* To do *
Work through the records below and tally every line containing "观察现象". Reply with the total alone.

* Exercise material *
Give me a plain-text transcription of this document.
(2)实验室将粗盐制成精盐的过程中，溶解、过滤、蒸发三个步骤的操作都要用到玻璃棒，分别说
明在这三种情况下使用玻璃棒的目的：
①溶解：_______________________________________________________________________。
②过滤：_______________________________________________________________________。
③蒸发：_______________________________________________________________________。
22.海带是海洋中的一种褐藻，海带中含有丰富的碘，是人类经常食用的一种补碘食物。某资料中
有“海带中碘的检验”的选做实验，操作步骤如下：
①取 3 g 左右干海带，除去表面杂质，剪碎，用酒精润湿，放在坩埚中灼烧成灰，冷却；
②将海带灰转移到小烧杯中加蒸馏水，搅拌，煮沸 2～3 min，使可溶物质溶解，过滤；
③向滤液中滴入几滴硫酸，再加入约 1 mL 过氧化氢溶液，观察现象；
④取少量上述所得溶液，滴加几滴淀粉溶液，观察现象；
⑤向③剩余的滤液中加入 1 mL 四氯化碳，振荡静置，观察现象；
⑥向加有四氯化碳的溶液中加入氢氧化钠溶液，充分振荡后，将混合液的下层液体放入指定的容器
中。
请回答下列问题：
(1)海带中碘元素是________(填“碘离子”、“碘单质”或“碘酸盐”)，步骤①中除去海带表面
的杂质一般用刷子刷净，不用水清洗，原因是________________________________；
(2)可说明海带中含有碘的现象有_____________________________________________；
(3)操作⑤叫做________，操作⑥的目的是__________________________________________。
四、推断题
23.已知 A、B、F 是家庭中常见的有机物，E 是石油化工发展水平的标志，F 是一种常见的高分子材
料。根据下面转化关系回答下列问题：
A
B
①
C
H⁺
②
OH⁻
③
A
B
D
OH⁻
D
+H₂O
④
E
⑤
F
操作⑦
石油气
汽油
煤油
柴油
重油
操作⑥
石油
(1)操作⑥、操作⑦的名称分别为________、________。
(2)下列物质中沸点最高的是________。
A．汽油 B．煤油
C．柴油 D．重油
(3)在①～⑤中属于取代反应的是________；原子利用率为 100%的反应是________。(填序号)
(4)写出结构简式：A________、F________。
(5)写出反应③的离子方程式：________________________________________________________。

* Reply *
3